[PROBLEM TO WORK ON]
Retype the listing that follows, exactly as written.

Start of RECORDS SHOWN

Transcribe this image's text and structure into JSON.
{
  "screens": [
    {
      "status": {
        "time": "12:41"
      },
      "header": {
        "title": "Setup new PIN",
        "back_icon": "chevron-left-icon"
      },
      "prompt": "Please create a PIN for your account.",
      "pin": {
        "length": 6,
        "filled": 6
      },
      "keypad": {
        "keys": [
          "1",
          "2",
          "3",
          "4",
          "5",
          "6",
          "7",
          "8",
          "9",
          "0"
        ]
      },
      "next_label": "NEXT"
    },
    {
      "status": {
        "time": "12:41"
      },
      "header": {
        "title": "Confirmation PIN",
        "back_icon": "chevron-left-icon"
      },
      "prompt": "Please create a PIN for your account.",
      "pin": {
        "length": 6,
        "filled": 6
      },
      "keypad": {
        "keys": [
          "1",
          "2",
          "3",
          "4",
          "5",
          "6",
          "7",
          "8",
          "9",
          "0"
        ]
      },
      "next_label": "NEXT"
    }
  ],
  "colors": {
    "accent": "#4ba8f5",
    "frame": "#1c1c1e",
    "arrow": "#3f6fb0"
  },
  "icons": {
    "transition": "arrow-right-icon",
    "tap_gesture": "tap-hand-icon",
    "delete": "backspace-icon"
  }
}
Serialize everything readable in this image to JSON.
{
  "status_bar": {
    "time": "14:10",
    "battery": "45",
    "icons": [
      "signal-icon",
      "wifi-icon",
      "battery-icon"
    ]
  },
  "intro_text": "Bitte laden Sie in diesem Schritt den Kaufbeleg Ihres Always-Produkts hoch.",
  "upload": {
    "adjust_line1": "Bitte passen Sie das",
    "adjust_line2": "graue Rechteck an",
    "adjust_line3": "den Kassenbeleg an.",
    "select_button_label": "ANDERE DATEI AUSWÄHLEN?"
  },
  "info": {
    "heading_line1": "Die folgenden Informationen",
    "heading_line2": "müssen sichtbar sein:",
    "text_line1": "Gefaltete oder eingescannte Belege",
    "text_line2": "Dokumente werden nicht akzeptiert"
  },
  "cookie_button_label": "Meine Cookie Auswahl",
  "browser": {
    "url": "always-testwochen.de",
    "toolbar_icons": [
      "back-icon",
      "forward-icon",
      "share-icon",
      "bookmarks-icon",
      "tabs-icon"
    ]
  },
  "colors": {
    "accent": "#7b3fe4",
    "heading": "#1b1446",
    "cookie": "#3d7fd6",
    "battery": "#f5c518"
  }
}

End of RECORDS SHOWN

[SOLUTION TO THE EXERCISE]
Transcribe this image's text and structure into JSON.
{
  "screens": [
    {
      "status": {
        "time": "12:41"
      },
      "header": {
        "title": "Setup new PIN",
        "back_icon": "chevron-left-icon"
      },
      "prompt": "Please create a PIN for your account.",
      "pin": {
        "length": 6,
        "filled": 6
      },
      "keypad": {
        "keys": [
          "1",
          "2",
          "3",
          "4",
          "5",
          "6",
          "7",
          "8",
          "9",
          "0"
        ]
      },
      "next_label": "NEXT"
    },
    {
      "status": {
        "time": "12:41"
      },
      "header": {
        "title": "Confirmation PIN",
        "back_icon": "chevron-left-icon"
      },
      "prompt": "Please create a PIN for your account.",
      "pin": {
        "length": 6,
        "filled": 6
      },
      "keypad": {
        "keys": [
          "1",
          "2",
          "3",
          "4",
          "5",
          "6",
          "7",
          "8",
          "9",
          "0"
        ]
      },
      "next_label": "NEXT"
    }
  ],
  "colors": {
    "accent": "#4ba8f5",
    "frame": "#1c1c1e",
    "arrow": "#3f6fb0"
  },
  "icons": {
    "transition": "arrow-right-icon",
    "tap_gesture": "tap-hand-icon",
    "delete": "backspace-icon"
  }
}
Serialize everything readable in this image to JSON.
{
  "status_bar": {
    "time": "14:10",
    "battery": "45",
    "icons": [
      "signal-icon",
      "wifi-icon",
      "battery-icon"
    ]
  },
  "intro_text": "Bitte laden Sie in diesem Schritt den Kaufbeleg Ihres Always-Produkts hoch.",
  "upload": {
    "adjust_line1": "Bitte passen Sie das",
    "adjust_line2": "graue Rechteck an",
    "adjust_line3": "den Kassenbeleg an.",
    "select_button_label": "ANDERE DATEI AUSWÄHLEN?"
  },
  "info": {
    "heading_line1": "Die folgenden Informationen",
    "heading_line2": "müssen sichtbar sein:",
    "text_line1": "Gefaltete oder eingescannte Belege",
    "text_line2": "Dokumente werden nicht akzeptiert"
  },
  "cookie_button_label": "Meine Cookie Auswahl",
  "browser": {
    "url": "always-testwochen.de",
    "toolbar_icons": [
      "back-icon",
      "forward-icon",
      "share-icon",
      "bookmarks-icon",
      "tabs-icon"
    ]
  },
  "colors": {
    "accent": "#7b3fe4",
    "heading": "#1b1446",
    "cookie": "#3d7fd6",
    "battery": "#f5c518"
  }
}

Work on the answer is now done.